In the records below, locate the line containing "Parse this screenshot: output", then output that line and all later lines exactly, through the last one.

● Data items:
►

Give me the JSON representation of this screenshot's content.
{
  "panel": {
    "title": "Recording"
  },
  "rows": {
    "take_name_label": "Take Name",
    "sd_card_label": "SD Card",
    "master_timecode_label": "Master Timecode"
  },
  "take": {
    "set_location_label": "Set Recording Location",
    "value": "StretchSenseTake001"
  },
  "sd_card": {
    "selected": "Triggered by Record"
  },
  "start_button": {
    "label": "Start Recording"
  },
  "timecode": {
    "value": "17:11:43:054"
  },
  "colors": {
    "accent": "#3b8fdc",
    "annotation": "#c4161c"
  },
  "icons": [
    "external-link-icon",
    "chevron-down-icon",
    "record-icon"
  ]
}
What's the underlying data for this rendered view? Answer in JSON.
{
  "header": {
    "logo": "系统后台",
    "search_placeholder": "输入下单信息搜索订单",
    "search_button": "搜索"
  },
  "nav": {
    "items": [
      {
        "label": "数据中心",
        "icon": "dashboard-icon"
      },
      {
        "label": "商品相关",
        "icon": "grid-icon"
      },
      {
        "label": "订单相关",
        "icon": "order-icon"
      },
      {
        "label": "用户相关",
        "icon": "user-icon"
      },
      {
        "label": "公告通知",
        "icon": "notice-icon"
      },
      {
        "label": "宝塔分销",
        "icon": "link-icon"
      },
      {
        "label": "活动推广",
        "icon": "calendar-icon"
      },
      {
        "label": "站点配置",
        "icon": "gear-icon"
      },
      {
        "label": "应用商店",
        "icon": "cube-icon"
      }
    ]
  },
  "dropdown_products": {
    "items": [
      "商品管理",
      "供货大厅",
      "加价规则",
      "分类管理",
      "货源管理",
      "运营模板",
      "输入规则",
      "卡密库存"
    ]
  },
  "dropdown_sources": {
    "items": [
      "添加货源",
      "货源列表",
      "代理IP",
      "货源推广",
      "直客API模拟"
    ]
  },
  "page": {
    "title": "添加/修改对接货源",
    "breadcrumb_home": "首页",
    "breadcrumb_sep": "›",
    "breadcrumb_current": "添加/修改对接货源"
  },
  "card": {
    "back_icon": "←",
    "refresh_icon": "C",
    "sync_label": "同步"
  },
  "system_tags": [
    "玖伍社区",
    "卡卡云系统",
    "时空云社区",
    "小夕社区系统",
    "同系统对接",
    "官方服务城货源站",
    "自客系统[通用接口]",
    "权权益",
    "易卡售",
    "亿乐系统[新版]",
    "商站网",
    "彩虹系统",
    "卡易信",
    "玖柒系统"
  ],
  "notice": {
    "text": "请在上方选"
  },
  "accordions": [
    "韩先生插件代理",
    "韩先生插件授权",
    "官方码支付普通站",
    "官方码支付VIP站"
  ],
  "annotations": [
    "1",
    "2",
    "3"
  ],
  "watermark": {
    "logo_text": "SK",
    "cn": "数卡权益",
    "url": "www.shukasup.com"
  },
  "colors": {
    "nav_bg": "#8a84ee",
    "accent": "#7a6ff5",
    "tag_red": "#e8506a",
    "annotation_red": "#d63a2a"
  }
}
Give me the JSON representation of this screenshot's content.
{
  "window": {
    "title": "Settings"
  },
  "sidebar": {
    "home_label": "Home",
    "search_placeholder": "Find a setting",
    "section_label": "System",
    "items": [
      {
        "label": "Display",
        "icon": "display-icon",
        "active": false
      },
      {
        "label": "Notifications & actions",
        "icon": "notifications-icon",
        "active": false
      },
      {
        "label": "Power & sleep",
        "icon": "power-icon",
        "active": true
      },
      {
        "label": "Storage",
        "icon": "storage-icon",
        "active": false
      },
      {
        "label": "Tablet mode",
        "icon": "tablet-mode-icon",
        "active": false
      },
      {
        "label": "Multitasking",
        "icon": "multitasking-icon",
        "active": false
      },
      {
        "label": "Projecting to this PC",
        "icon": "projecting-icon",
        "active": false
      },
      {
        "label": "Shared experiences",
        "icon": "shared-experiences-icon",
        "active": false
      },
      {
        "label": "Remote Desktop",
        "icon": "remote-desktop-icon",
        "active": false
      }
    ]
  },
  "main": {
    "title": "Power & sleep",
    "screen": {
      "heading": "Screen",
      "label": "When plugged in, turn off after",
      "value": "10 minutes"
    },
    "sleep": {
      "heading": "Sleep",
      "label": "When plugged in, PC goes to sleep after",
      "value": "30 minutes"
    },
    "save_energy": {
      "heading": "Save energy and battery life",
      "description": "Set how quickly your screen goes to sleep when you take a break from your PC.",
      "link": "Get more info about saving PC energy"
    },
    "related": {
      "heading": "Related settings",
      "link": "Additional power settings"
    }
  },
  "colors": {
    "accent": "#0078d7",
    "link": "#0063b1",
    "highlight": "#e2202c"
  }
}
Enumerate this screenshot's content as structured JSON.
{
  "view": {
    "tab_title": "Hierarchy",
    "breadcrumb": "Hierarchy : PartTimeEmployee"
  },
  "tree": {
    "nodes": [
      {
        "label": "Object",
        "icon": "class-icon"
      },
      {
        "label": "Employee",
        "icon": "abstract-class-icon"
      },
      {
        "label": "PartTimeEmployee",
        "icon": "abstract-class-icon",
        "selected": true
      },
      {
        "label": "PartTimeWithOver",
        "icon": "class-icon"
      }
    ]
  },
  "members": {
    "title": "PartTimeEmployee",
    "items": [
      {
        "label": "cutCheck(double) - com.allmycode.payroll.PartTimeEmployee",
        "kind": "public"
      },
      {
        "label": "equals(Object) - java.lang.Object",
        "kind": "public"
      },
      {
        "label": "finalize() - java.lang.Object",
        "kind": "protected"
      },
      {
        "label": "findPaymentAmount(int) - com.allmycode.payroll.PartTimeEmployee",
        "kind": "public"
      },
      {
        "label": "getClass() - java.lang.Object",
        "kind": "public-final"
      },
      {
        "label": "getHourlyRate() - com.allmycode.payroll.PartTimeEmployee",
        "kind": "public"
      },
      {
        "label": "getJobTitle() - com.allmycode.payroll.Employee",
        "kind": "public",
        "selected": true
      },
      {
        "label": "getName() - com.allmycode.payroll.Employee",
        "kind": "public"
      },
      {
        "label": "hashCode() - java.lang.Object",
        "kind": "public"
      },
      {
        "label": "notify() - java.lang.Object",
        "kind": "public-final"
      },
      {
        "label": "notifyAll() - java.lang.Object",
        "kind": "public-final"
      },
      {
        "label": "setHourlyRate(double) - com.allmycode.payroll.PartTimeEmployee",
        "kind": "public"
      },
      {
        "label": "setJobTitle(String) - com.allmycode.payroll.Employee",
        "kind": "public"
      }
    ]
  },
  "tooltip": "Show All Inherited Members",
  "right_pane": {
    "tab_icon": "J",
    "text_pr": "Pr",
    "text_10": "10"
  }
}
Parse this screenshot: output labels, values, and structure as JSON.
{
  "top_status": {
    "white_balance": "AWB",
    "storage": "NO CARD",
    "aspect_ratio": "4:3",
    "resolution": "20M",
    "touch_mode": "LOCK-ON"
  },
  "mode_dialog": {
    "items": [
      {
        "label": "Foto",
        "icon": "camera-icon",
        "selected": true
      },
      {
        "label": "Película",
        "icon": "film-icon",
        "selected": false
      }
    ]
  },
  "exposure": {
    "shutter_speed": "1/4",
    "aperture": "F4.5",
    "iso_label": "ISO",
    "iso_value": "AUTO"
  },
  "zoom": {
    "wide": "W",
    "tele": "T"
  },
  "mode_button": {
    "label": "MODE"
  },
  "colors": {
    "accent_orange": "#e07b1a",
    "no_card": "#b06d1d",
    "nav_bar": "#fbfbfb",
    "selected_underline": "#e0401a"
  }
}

◄

● PROBLEM SOLUTION:
Parse this screenshot: output labels, values, and structure as JSON.
{
  "top_status": {
    "white_balance": "AWB",
    "storage": "NO CARD",
    "aspect_ratio": "4:3",
    "resolution": "20M",
    "touch_mode": "LOCK-ON"
  },
  "mode_dialog": {
    "items": [
      {
        "label": "Foto",
        "icon": "camera-icon",
        "selected": true
      },
      {
        "label": "Película",
        "icon": "film-icon",
        "selected": false
      }
    ]
  },
  "exposure": {
    "shutter_speed": "1/4",
    "aperture": "F4.5",
    "iso_label": "ISO",
    "iso_value": "AUTO"
  },
  "zoom": {
    "wide": "W",
    "tele": "T"
  },
  "mode_button": {
    "label": "MODE"
  },
  "colors": {
    "accent_orange": "#e07b1a",
    "no_card": "#b06d1d",
    "nav_bar": "#fbfbfb",
    "selected_underline": "#e0401a"
  }
}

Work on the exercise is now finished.